**AIM OF THE TASK:** Extract every line where the string "does" appears.

**** EXTRACTED INFORMATION

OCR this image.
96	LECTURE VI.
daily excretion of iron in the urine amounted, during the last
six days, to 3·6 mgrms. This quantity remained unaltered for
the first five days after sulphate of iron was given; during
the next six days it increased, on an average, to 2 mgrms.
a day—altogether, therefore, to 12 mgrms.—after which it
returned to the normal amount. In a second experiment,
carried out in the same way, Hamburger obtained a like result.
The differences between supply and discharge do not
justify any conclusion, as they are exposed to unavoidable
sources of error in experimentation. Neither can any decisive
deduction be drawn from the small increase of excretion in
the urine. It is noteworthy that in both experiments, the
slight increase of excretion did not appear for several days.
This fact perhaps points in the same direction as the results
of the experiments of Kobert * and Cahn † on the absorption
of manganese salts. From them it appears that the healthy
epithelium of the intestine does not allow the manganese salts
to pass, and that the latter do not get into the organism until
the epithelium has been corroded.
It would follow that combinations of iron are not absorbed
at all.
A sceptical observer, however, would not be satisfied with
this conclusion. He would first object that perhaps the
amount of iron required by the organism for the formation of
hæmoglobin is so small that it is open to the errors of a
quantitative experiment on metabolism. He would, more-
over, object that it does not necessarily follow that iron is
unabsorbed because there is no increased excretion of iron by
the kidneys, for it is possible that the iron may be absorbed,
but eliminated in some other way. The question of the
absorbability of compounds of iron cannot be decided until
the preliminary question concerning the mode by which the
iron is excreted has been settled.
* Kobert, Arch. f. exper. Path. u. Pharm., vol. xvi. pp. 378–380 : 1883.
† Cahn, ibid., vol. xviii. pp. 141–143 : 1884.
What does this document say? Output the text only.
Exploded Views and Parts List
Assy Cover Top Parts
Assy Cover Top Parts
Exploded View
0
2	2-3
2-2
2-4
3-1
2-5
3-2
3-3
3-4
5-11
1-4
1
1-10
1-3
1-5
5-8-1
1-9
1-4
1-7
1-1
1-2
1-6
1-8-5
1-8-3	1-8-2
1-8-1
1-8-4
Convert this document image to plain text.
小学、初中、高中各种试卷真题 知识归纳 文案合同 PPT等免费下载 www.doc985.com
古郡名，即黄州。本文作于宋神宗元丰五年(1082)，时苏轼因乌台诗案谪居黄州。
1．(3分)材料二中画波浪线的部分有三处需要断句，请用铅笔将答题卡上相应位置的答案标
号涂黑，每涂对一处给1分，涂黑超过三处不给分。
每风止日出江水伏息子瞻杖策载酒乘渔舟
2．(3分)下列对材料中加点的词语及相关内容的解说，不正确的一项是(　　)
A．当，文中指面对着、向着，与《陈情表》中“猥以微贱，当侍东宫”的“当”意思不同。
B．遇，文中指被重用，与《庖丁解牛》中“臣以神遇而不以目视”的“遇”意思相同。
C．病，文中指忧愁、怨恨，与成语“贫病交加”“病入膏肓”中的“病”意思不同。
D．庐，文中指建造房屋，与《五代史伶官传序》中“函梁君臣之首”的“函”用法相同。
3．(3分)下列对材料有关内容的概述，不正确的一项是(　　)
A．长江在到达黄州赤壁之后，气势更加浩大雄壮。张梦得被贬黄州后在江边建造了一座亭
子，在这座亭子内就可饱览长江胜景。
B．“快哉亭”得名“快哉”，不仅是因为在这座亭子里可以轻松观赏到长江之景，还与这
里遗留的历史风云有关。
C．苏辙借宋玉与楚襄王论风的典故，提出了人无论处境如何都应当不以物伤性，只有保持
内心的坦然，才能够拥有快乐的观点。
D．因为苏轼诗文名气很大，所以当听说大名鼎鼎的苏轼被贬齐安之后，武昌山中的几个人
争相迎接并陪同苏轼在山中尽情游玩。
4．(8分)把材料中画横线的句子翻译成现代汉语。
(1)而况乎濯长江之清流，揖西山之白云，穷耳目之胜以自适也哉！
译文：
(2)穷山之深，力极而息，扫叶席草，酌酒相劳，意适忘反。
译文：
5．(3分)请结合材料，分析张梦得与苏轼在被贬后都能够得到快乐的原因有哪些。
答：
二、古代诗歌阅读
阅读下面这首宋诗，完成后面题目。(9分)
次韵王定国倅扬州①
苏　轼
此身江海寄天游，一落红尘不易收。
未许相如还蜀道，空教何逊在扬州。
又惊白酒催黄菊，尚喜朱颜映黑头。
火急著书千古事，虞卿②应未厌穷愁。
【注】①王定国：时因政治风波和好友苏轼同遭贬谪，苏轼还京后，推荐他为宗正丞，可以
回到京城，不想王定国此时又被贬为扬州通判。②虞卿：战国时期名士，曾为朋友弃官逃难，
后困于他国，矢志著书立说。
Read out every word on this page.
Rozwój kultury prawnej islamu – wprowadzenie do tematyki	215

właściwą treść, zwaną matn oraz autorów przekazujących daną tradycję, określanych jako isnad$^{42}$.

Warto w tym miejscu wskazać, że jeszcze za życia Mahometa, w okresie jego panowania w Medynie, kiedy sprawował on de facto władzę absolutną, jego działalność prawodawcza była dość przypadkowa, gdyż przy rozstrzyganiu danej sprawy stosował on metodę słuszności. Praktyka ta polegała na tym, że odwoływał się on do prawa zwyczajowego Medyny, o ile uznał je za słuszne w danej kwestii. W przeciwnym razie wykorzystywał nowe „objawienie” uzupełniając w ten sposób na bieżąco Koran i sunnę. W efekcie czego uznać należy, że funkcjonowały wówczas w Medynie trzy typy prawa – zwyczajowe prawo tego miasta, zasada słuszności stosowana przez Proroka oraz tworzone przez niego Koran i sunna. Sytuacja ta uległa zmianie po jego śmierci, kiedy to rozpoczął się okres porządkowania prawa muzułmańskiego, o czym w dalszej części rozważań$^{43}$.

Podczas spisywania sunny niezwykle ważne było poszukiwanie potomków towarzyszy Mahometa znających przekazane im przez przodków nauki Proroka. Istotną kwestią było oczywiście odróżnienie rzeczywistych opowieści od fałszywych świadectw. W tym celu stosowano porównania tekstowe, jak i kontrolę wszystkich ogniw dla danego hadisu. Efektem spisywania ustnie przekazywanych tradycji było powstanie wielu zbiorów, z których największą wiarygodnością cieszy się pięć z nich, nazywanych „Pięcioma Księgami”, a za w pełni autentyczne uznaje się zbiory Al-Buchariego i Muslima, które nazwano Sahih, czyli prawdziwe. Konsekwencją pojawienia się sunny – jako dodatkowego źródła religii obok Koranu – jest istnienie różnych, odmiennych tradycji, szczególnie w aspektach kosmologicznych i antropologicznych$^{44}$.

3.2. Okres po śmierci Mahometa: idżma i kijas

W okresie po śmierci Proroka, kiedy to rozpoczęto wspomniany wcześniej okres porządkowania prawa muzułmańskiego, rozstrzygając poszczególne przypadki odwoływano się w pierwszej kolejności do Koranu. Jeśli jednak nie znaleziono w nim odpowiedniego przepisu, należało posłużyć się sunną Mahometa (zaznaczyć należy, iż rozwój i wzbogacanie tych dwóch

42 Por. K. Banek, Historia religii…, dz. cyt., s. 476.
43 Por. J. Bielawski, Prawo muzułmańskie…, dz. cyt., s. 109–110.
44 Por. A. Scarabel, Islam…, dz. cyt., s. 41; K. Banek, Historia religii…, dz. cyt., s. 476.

********

**RESPONSE TO THE TASK:**
epithelium of the intestine does not allow the manganese salts
over, object that it does not necessarily follow that iron is
What does this document say? Output the text only.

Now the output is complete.